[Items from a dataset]
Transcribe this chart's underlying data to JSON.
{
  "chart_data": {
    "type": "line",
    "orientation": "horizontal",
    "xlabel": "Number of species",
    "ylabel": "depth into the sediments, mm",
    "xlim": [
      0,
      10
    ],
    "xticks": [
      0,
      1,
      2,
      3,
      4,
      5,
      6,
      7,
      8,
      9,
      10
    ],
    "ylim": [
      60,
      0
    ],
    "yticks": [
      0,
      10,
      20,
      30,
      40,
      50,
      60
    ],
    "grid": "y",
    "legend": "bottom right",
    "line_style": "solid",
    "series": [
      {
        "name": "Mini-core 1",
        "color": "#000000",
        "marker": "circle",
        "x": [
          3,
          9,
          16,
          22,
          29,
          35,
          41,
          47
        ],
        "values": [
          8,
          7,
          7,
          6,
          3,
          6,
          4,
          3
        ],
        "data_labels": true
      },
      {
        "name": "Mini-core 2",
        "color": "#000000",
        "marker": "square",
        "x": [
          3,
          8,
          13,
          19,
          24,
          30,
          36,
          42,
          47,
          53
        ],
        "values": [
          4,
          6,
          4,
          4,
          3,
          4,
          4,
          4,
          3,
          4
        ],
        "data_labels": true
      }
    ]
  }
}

# WORK REQUIRED
Extract each entry in full, exactly as given.

# RESPONSE
Transcribe this chart's underlying data to JSON.
{
  "chart_data": {
    "type": "line",
    "orientation": "horizontal",
    "xlabel": "Number of species",
    "ylabel": "depth into the sediments, mm",
    "xlim": [
      0,
      10
    ],
    "xticks": [
      0,
      1,
      2,
      3,
      4,
      5,
      6,
      7,
      8,
      9,
      10
    ],
    "ylim": [
      60,
      0
    ],
    "yticks": [
      0,
      10,
      20,
      30,
      40,
      50,
      60
    ],
    "grid": "y",
    "legend": "bottom right",
    "line_style": "solid",
    "series": [
      {
        "name": "Mini-core 1",
        "color": "#000000",
        "marker": "circle",
        "x": [
          3,
          9,
          16,
          22,
          29,
          35,
          41,
          47
        ],
        "values": [
          8,
          7,
          7,
          6,
          3,
          6,
          4,
          3
        ],
        "data_labels": true
      },
      {
        "name": "Mini-core 2",
        "color": "#000000",
        "marker": "square",
        "x": [
          3,
          8,
          13,
          19,
          24,
          30,
          36,
          42,
          47,
          53
        ],
        "values": [
          4,
          6,
          4,
          4,
          3,
          4,
          4,
          4,
          3,
          4
        ],
        "data_labels": true
      }
    ]
  }
}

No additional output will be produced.